◆ Exercise brief
Every line of the material that follows must be printed again exactly.

◆ Material supplied
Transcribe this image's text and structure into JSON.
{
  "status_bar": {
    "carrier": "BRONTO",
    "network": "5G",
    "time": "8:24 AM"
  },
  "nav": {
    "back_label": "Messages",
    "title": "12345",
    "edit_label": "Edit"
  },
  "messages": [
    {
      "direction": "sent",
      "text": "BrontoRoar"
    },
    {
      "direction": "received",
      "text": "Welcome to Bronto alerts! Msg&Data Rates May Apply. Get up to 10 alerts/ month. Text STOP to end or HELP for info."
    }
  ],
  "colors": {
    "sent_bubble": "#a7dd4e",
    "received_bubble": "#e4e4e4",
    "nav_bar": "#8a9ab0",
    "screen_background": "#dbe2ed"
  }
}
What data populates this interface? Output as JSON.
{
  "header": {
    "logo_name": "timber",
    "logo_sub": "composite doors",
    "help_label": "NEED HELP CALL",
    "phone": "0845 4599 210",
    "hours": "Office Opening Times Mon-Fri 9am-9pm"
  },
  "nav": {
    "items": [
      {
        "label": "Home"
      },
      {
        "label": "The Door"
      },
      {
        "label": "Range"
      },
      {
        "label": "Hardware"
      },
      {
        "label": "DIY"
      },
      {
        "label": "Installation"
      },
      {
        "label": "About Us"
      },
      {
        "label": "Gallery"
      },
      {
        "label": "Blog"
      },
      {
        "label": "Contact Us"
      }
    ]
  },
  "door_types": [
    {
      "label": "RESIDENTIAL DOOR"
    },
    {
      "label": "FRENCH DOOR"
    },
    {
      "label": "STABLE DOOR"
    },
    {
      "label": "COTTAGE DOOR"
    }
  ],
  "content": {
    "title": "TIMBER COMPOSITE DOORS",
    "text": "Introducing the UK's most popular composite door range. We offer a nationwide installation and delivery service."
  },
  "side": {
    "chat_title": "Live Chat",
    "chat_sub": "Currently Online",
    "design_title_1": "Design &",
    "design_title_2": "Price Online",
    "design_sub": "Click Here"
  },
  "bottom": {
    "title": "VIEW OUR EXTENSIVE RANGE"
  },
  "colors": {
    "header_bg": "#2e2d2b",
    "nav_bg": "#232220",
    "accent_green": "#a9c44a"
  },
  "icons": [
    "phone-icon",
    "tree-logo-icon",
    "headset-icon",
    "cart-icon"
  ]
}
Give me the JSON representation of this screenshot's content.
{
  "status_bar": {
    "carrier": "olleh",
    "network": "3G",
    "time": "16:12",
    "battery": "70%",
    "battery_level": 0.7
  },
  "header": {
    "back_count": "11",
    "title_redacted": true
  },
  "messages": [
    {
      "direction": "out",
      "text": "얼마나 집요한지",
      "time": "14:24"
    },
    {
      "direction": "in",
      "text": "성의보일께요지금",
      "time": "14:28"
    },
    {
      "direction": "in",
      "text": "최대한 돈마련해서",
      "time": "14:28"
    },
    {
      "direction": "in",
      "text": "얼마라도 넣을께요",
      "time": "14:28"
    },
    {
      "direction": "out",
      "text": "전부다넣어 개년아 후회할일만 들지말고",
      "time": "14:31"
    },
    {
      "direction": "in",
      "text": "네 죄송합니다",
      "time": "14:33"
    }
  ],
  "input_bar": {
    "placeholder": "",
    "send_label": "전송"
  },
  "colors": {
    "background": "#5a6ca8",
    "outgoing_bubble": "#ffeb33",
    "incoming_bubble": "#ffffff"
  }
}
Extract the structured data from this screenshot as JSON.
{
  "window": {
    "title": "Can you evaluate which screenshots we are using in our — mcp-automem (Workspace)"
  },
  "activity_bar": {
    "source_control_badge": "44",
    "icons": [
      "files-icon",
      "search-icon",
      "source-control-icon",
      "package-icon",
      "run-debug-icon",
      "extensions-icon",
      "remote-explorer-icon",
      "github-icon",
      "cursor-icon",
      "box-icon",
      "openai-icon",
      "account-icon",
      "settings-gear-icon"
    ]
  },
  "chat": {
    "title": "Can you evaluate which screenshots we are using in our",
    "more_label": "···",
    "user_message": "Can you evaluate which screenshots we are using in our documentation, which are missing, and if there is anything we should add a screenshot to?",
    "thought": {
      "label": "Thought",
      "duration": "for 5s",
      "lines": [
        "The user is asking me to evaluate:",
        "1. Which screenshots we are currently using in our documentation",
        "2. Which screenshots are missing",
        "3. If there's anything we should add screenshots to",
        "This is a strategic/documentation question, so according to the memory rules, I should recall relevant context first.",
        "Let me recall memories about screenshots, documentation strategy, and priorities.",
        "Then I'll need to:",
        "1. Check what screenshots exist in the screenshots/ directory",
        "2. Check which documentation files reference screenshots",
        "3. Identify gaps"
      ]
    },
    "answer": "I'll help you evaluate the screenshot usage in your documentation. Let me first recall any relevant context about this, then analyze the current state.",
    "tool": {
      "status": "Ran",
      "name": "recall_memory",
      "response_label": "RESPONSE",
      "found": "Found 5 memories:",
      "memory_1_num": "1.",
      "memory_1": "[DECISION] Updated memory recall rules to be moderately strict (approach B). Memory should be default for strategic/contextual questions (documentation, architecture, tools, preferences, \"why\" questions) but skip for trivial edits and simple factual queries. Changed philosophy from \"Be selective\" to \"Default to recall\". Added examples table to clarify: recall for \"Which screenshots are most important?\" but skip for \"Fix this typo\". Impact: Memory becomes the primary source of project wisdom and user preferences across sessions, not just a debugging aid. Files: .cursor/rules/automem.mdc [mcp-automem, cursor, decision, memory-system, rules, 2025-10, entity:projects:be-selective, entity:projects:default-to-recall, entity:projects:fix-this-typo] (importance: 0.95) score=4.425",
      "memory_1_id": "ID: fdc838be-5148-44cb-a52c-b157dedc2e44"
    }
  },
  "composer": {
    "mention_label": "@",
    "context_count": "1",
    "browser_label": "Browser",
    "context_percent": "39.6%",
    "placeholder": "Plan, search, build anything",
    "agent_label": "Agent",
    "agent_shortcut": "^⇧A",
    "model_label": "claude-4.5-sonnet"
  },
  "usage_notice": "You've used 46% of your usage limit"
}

◆ Full solution
Transcribe this image's text and structure into JSON.
{
  "status_bar": {
    "carrier": "BRONTO",
    "network": "5G",
    "time": "8:24 AM"
  },
  "nav": {
    "back_label": "Messages",
    "title": "12345",
    "edit_label": "Edit"
  },
  "messages": [
    {
      "direction": "sent",
      "text": "BrontoRoar"
    },
    {
      "direction": "received",
      "text": "Welcome to Bronto alerts! Msg&Data Rates May Apply. Get up to 10 alerts/ month. Text STOP to end or HELP for info."
    }
  ],
  "colors": {
    "sent_bubble": "#a7dd4e",
    "received_bubble": "#e4e4e4",
    "nav_bar": "#8a9ab0",
    "screen_background": "#dbe2ed"
  }
}
What data populates this interface? Output as JSON.
{
  "header": {
    "logo_name": "timber",
    "logo_sub": "composite doors",
    "help_label": "NEED HELP CALL",
    "phone": "0845 4599 210",
    "hours": "Office Opening Times Mon-Fri 9am-9pm"
  },
  "nav": {
    "items": [
      {
        "label": "Home"
      },
      {
        "label": "The Door"
      },
      {
        "label": "Range"
      },
      {
        "label": "Hardware"
      },
      {
        "label": "DIY"
      },
      {
        "label": "Installation"
      },
      {
        "label": "About Us"
      },
      {
        "label": "Gallery"
      },
      {
        "label": "Blog"
      },
      {
        "label": "Contact Us"
      }
    ]
  },
  "door_types": [
    {
      "label": "RESIDENTIAL DOOR"
    },
    {
      "label": "FRENCH DOOR"
    },
    {
      "label": "STABLE DOOR"
    },
    {
      "label": "COTTAGE DOOR"
    }
  ],
  "content": {
    "title": "TIMBER COMPOSITE DOORS",
    "text": "Introducing the UK's most popular composite door range. We offer a nationwide installation and delivery service."
  },
  "side": {
    "chat_title": "Live Chat",
    "chat_sub": "Currently Online",
    "design_title_1": "Design &",
    "design_title_2": "Price Online",
    "design_sub": "Click Here"
  },
  "bottom": {
    "title": "VIEW OUR EXTENSIVE RANGE"
  },
  "colors": {
    "header_bg": "#2e2d2b",
    "nav_bg": "#232220",
    "accent_green": "#a9c44a"
  },
  "icons": [
    "phone-icon",
    "tree-logo-icon",
    "headset-icon",
    "cart-icon"
  ]
}
Give me the JSON representation of this screenshot's content.
{
  "status_bar": {
    "carrier": "olleh",
    "network": "3G",
    "time": "16:12",
    "battery": "70%",
    "battery_level": 0.7
  },
  "header": {
    "back_count": "11",
    "title_redacted": true
  },
  "messages": [
    {
      "direction": "out",
      "text": "얼마나 집요한지",
      "time": "14:24"
    },
    {
      "direction": "in",
      "text": "성의보일께요지금",
      "time": "14:28"
    },
    {
      "direction": "in",
      "text": "최대한 돈마련해서",
      "time": "14:28"
    },
    {
      "direction": "in",
      "text": "얼마라도 넣을께요",
      "time": "14:28"
    },
    {
      "direction": "out",
      "text": "전부다넣어 개년아 후회할일만 들지말고",
      "time": "14:31"
    },
    {
      "direction": "in",
      "text": "네 죄송합니다",
      "time": "14:33"
    }
  ],
  "input_bar": {
    "placeholder": "",
    "send_label": "전송"
  },
  "colors": {
    "background": "#5a6ca8",
    "outgoing_bubble": "#ffeb33",
    "incoming_bubble": "#ffffff"
  }
}
Extract the structured data from this screenshot as JSON.
{
  "window": {
    "title": "Can you evaluate which screenshots we are using in our — mcp-automem (Workspace)"
  },
  "activity_bar": {
    "source_control_badge": "44",
    "icons": [
      "files-icon",
      "search-icon",
      "source-control-icon",
      "package-icon",
      "run-debug-icon",
      "extensions-icon",
      "remote-explorer-icon",
      "github-icon",
      "cursor-icon",
      "box-icon",
      "openai-icon",
      "account-icon",
      "settings-gear-icon"
    ]
  },
  "chat": {
    "title": "Can you evaluate which screenshots we are using in our",
    "more_label": "···",
    "user_message": "Can you evaluate which screenshots we are using in our documentation, which are missing, and if there is anything we should add a screenshot to?",
    "thought": {
      "label": "Thought",
      "duration": "for 5s",
      "lines": [
        "The user is asking me to evaluate:",
        "1. Which screenshots we are currently using in our documentation",
        "2. Which screenshots are missing",
        "3. If there's anything we should add screenshots to",
        "This is a strategic/documentation question, so according to the memory rules, I should recall relevant context first.",
        "Let me recall memories about screenshots, documentation strategy, and priorities.",
        "Then I'll need to:",
        "1. Check what screenshots exist in the screenshots/ directory",
        "2. Check which documentation files reference screenshots",
        "3. Identify gaps"
      ]
    },
    "answer": "I'll help you evaluate the screenshot usage in your documentation. Let me first recall any relevant context about this, then analyze the current state.",
    "tool": {
      "status": "Ran",
      "name": "recall_memory",
      "response_label": "RESPONSE",
      "found": "Found 5 memories:",
      "memory_1_num": "1.",
      "memory_1": "[DECISION] Updated memory recall rules to be moderately strict (approach B). Memory should be default for strategic/contextual questions (documentation, architecture, tools, preferences, \"why\" questions) but skip for trivial edits and simple factual queries. Changed philosophy from \"Be selective\" to \"Default to recall\". Added examples table to clarify: recall for \"Which screenshots are most important?\" but skip for \"Fix this typo\". Impact: Memory becomes the primary source of project wisdom and user preferences across sessions, not just a debugging aid. Files: .cursor/rules/automem.mdc [mcp-automem, cursor, decision, memory-system, rules, 2025-10, entity:projects:be-selective, entity:projects:default-to-recall, entity:projects:fix-this-typo] (importance: 0.95) score=4.425",
      "memory_1_id": "ID: fdc838be-5148-44cb-a52c-b157dedc2e44"
    }
  },
  "composer": {
    "mention_label": "@",
    "context_count": "1",
    "browser_label": "Browser",
    "context_percent": "39.6%",
    "placeholder": "Plan, search, build anything",
    "agent_label": "Agent",
    "agent_shortcut": "^⇧A",
    "model_label": "claude-4.5-sonnet"
  },
  "usage_notice": "You've used 46% of your usage limit"
}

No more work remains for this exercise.